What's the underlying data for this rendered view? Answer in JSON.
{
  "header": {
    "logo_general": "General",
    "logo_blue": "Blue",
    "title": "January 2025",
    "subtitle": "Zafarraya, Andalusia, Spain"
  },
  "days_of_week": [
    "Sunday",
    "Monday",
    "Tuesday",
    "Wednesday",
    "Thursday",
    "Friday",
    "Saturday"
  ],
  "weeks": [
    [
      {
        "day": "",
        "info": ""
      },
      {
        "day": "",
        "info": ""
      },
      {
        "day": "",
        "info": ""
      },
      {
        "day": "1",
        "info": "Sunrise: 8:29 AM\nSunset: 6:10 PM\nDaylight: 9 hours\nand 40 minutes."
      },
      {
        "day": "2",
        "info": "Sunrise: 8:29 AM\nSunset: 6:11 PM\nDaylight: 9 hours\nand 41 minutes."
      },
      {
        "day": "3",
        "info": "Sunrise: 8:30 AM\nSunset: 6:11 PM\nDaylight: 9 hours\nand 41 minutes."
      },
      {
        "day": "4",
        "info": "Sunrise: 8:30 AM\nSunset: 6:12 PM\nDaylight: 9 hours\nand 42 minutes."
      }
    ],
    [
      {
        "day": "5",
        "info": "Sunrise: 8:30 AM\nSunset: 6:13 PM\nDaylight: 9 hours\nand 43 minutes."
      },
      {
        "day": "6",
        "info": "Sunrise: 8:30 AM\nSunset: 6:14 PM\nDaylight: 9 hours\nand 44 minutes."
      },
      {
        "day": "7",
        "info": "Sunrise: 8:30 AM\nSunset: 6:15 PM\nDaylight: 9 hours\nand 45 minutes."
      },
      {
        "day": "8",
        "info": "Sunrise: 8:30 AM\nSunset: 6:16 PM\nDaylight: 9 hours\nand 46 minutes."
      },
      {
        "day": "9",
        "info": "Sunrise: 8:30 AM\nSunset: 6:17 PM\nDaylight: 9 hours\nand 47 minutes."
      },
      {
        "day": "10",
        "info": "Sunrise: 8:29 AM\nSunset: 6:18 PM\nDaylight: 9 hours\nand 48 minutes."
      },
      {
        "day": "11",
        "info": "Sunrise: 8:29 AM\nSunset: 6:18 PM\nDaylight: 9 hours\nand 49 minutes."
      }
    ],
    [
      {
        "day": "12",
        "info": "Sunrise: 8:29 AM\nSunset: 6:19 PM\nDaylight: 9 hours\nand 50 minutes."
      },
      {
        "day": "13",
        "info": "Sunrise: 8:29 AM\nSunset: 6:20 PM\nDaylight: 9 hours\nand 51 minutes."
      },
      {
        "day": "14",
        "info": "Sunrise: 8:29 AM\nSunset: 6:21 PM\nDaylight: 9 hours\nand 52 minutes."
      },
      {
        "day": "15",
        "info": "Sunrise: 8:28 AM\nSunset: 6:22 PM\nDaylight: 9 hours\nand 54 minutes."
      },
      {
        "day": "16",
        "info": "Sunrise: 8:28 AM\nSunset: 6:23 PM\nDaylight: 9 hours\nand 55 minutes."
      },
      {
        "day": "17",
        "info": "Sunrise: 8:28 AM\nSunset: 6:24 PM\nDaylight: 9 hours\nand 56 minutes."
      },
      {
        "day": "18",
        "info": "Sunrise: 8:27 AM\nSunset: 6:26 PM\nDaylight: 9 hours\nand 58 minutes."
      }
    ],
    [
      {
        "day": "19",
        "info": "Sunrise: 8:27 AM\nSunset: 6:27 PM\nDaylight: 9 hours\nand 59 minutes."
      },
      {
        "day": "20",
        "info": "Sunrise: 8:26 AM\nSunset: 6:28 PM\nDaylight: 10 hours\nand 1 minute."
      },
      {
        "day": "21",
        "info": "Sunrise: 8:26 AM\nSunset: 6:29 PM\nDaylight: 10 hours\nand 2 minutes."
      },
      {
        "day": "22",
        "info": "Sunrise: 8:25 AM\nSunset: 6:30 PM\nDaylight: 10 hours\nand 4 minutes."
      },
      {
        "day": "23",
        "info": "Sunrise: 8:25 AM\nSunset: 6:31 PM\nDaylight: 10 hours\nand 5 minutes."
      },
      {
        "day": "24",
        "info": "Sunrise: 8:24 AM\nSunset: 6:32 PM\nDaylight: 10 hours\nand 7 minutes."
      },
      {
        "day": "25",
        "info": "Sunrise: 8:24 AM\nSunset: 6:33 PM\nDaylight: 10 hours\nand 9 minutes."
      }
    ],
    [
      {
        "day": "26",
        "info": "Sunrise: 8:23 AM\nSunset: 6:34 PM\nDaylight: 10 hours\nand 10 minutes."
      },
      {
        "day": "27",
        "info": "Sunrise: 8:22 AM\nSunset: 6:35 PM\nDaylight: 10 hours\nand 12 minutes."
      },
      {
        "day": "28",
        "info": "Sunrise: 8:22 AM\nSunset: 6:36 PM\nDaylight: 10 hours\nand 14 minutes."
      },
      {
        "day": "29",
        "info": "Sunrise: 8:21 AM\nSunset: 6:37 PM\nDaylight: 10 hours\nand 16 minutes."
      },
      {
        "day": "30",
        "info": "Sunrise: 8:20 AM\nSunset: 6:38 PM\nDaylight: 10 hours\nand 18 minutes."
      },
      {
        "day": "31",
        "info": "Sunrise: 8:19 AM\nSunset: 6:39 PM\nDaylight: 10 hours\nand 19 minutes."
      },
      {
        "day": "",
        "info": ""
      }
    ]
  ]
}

DIRECTIVE: Output each record precisely as given.

SOLUTION TO THE PROBLEM:
What's the underlying data for this rendered view? Answer in JSON.
{
  "header": {
    "logo_general": "General",
    "logo_blue": "Blue",
    "title": "January 2025",
    "subtitle": "Zafarraya, Andalusia, Spain"
  },
  "days_of_week": [
    "Sunday",
    "Monday",
    "Tuesday",
    "Wednesday",
    "Thursday",
    "Friday",
    "Saturday"
  ],
  "weeks": [
    [
      {
        "day": "",
        "info": ""
      },
      {
        "day": "",
        "info": ""
      },
      {
        "day": "",
        "info": ""
      },
      {
        "day": "1",
        "info": "Sunrise: 8:29 AM\nSunset: 6:10 PM\nDaylight: 9 hours\nand 40 minutes."
      },
      {
        "day": "2",
        "info": "Sunrise: 8:29 AM\nSunset: 6:11 PM\nDaylight: 9 hours\nand 41 minutes."
      },
      {
        "day": "3",
        "info": "Sunrise: 8:30 AM\nSunset: 6:11 PM\nDaylight: 9 hours\nand 41 minutes."
      },
      {
        "day": "4",
        "info": "Sunrise: 8:30 AM\nSunset: 6:12 PM\nDaylight: 9 hours\nand 42 minutes."
      }
    ],
    [
      {
        "day": "5",
        "info": "Sunrise: 8:30 AM\nSunset: 6:13 PM\nDaylight: 9 hours\nand 43 minutes."
      },
      {
        "day": "6",
        "info": "Sunrise: 8:30 AM\nSunset: 6:14 PM\nDaylight: 9 hours\nand 44 minutes."
      },
      {
        "day": "7",
        "info": "Sunrise: 8:30 AM\nSunset: 6:15 PM\nDaylight: 9 hours\nand 45 minutes."
      },
      {
        "day": "8",
        "info": "Sunrise: 8:30 AM\nSunset: 6:16 PM\nDaylight: 9 hours\nand 46 minutes."
      },
      {
        "day": "9",
        "info": "Sunrise: 8:30 AM\nSunset: 6:17 PM\nDaylight: 9 hours\nand 47 minutes."
      },
      {
        "day": "10",
        "info": "Sunrise: 8:29 AM\nSunset: 6:18 PM\nDaylight: 9 hours\nand 48 minutes."
      },
      {
        "day": "11",
        "info": "Sunrise: 8:29 AM\nSunset: 6:18 PM\nDaylight: 9 hours\nand 49 minutes."
      }
    ],
    [
      {
        "day": "12",
        "info": "Sunrise: 8:29 AM\nSunset: 6:19 PM\nDaylight: 9 hours\nand 50 minutes."
      },
      {
        "day": "13",
        "info": "Sunrise: 8:29 AM\nSunset: 6:20 PM\nDaylight: 9 hours\nand 51 minutes."
      },
      {
        "day": "14",
        "info": "Sunrise: 8:29 AM\nSunset: 6:21 PM\nDaylight: 9 hours\nand 52 minutes."
      },
      {
        "day": "15",
        "info": "Sunrise: 8:28 AM\nSunset: 6:22 PM\nDaylight: 9 hours\nand 54 minutes."
      },
      {
        "day": "16",
        "info": "Sunrise: 8:28 AM\nSunset: 6:23 PM\nDaylight: 9 hours\nand 55 minutes."
      },
      {
        "day": "17",
        "info": "Sunrise: 8:28 AM\nSunset: 6:24 PM\nDaylight: 9 hours\nand 56 minutes."
      },
      {
        "day": "18",
        "info": "Sunrise: 8:27 AM\nSunset: 6:26 PM\nDaylight: 9 hours\nand 58 minutes."
      }
    ],
    [
      {
        "day": "19",
        "info": "Sunrise: 8:27 AM\nSunset: 6:27 PM\nDaylight: 9 hours\nand 59 minutes."
      },
      {
        "day": "20",
        "info": "Sunrise: 8:26 AM\nSunset: 6:28 PM\nDaylight: 10 hours\nand 1 minute."
      },
      {
        "day": "21",
        "info": "Sunrise: 8:26 AM\nSunset: 6:29 PM\nDaylight: 10 hours\nand 2 minutes."
      },
      {
        "day": "22",
        "info": "Sunrise: 8:25 AM\nSunset: 6:30 PM\nDaylight: 10 hours\nand 4 minutes."
      },
      {
        "day": "23",
        "info": "Sunrise: 8:25 AM\nSunset: 6:31 PM\nDaylight: 10 hours\nand 5 minutes."
      },
      {
        "day": "24",
        "info": "Sunrise: 8:24 AM\nSunset: 6:32 PM\nDaylight: 10 hours\nand 7 minutes."
      },
      {
        "day": "25",
        "info": "Sunrise: 8:24 AM\nSunset: 6:33 PM\nDaylight: 10 hours\nand 9 minutes."
      }
    ],
    [
      {
        "day": "26",
        "info": "Sunrise: 8:23 AM\nSunset: 6:34 PM\nDaylight: 10 hours\nand 10 minutes."
      },
      {
        "day": "27",
        "info": "Sunrise: 8:22 AM\nSunset: 6:35 PM\nDaylight: 10 hours\nand 12 minutes."
      },
      {
        "day": "28",
        "info": "Sunrise: 8:22 AM\nSunset: 6:36 PM\nDaylight: 10 hours\nand 14 minutes."
      },
      {
        "day": "29",
        "info": "Sunrise: 8:21 AM\nSunset: 6:37 PM\nDaylight: 10 hours\nand 16 minutes."
      },
      {
        "day": "30",
        "info": "Sunrise: 8:20 AM\nSunset: 6:38 PM\nDaylight: 10 hours\nand 18 minutes."
      },
      {
        "day": "31",
        "info": "Sunrise: 8:19 AM\nSunset: 6:39 PM\nDaylight: 10 hours\nand 19 minutes."
      },
      {
        "day": "",
        "info": ""
      }
    ]
  ]
}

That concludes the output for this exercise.